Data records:
--

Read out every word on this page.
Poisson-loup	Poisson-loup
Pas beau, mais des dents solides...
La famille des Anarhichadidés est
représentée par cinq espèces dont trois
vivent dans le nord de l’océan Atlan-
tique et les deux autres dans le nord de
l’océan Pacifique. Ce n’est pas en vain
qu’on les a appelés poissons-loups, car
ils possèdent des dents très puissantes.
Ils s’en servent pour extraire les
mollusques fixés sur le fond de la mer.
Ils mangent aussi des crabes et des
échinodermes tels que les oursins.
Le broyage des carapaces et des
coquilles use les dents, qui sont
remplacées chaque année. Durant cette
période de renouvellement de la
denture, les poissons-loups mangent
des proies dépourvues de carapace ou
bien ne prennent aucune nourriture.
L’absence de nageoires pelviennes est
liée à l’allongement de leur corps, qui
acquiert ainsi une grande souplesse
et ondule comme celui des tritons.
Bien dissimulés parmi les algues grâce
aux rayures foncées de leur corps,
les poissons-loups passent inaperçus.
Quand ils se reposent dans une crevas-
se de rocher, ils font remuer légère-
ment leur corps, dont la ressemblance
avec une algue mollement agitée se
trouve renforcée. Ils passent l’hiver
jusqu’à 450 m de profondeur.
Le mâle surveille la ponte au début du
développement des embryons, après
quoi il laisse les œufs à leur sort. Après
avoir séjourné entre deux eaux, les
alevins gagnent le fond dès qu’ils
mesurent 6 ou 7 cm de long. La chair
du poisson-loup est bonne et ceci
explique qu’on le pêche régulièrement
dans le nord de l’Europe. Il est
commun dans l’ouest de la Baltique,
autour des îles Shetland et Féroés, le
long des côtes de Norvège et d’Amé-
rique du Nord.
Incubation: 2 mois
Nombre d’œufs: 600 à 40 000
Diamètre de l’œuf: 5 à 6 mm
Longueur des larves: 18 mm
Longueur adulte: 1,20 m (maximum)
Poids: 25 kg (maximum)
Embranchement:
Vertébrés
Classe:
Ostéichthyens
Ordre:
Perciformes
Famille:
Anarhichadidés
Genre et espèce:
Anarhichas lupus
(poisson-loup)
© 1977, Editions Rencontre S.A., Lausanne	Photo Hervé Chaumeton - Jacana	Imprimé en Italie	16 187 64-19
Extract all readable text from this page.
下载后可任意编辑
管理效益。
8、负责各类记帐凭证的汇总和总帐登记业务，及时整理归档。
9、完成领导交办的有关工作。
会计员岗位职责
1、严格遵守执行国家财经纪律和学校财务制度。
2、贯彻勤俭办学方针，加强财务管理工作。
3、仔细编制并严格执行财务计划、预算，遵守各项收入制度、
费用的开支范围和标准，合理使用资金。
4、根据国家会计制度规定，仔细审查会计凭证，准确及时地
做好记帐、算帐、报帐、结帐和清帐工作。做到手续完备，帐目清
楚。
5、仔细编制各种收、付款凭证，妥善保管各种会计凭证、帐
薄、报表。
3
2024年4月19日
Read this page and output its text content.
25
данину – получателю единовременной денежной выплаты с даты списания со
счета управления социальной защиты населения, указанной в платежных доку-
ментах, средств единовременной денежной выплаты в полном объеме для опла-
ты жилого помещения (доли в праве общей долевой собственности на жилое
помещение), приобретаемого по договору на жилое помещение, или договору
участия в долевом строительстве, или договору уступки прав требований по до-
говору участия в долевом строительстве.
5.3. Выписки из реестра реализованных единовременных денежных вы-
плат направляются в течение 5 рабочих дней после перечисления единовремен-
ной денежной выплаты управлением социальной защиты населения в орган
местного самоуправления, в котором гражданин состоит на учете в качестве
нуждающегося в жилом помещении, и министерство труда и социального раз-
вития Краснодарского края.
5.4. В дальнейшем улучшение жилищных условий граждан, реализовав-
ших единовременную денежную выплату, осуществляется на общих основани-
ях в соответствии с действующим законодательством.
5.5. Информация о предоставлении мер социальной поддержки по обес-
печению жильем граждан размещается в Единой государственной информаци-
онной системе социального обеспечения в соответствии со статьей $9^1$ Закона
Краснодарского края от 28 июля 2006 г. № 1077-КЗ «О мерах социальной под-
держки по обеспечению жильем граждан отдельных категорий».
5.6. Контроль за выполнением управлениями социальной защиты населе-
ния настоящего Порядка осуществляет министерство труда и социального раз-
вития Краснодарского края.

--

### Exercise brief
Produce an exact copy of the whole listing.

### Result for this task
Read out every word on this page.
Poisson-loup	Poisson-loup
Pas beau, mais des dents solides...
La famille des Anarhichadidés est
représentée par cinq espèces dont trois
vivent dans le nord de l’océan Atlan-
tique et les deux autres dans le nord de
l’océan Pacifique. Ce n’est pas en vain
qu’on les a appelés poissons-loups, car
ils possèdent des dents très puissantes.
Ils s’en servent pour extraire les
mollusques fixés sur le fond de la mer.
Ils mangent aussi des crabes et des
échinodermes tels que les oursins.
Le broyage des carapaces et des
coquilles use les dents, qui sont
remplacées chaque année. Durant cette
période de renouvellement de la
denture, les poissons-loups mangent
des proies dépourvues de carapace ou
bien ne prennent aucune nourriture.
L’absence de nageoires pelviennes est
liée à l’allongement de leur corps, qui
acquiert ainsi une grande souplesse
et ondule comme celui des tritons.
Bien dissimulés parmi les algues grâce
aux rayures foncées de leur corps,
les poissons-loups passent inaperçus.
Quand ils se reposent dans une crevas-
se de rocher, ils font remuer légère-
ment leur corps, dont la ressemblance
avec une algue mollement agitée se
trouve renforcée. Ils passent l’hiver
jusqu’à 450 m de profondeur.
Le mâle surveille la ponte au début du
développement des embryons, après
quoi il laisse les œufs à leur sort. Après
avoir séjourné entre deux eaux, les
alevins gagnent le fond dès qu’ils
mesurent 6 ou 7 cm de long. La chair
du poisson-loup est bonne et ceci
explique qu’on le pêche régulièrement
dans le nord de l’Europe. Il est
commun dans l’ouest de la Baltique,
autour des îles Shetland et Féroés, le
long des côtes de Norvège et d’Amé-
rique du Nord.
Incubation: 2 mois
Nombre d’œufs: 600 à 40 000
Diamètre de l’œuf: 5 à 6 mm
Longueur des larves: 18 mm
Longueur adulte: 1,20 m (maximum)
Poids: 25 kg (maximum)
Embranchement:
Vertébrés
Classe:
Ostéichthyens
Ordre:
Perciformes
Famille:
Anarhichadidés
Genre et espèce:
Anarhichas lupus
(poisson-loup)
© 1977, Editions Rencontre S.A., Lausanne	Photo Hervé Chaumeton - Jacana	Imprimé en Italie	16 187 64-19
Extract all readable text from this page.
下载后可任意编辑
管理效益。
8、负责各类记帐凭证的汇总和总帐登记业务，及时整理归档。
9、完成领导交办的有关工作。
会计员岗位职责
1、严格遵守执行国家财经纪律和学校财务制度。
2、贯彻勤俭办学方针，加强财务管理工作。
3、仔细编制并严格执行财务计划、预算，遵守各项收入制度、
费用的开支范围和标准，合理使用资金。
4、根据国家会计制度规定，仔细审查会计凭证，准确及时地
做好记帐、算帐、报帐、结帐和清帐工作。做到手续完备，帐目清
楚。
5、仔细编制各种收、付款凭证，妥善保管各种会计凭证、帐
薄、报表。
3
2024年4月19日
Read this page and output its text content.
25
данину – получателю единовременной денежной выплаты с даты списания со
счета управления социальной защиты населения, указанной в платежных доку-
ментах, средств единовременной денежной выплаты в полном объеме для опла-
ты жилого помещения (доли в праве общей долевой собственности на жилое
помещение), приобретаемого по договору на жилое помещение, или договору
участия в долевом строительстве, или договору уступки прав требований по до-
говору участия в долевом строительстве.
5.3. Выписки из реестра реализованных единовременных денежных вы-
плат направляются в течение 5 рабочих дней после перечисления единовремен-
ной денежной выплаты управлением социальной защиты населения в орган
местного самоуправления, в котором гражданин состоит на учете в качестве
нуждающегося в жилом помещении, и министерство труда и социального раз-
вития Краснодарского края.
5.4. В дальнейшем улучшение жилищных условий граждан, реализовав-
ших единовременную денежную выплату, осуществляется на общих основани-
ях в соответствии с действующим законодательством.
5.5. Информация о предоставлении мер социальной поддержки по обес-
печению жильем граждан размещается в Единой государственной информаци-
онной системе социального обеспечения в соответствии со статьей $9^1$ Закона
Краснодарского края от 28 июля 2006 г. № 1077-КЗ «О мерах социальной под-
держки по обеспечению жильем граждан отдельных категорий».
5.6. Контроль за выполнением управлениями социальной защиты населе-
ния настоящего Порядка осуществляет министерство труда и социального раз-
вития Краснодарского края.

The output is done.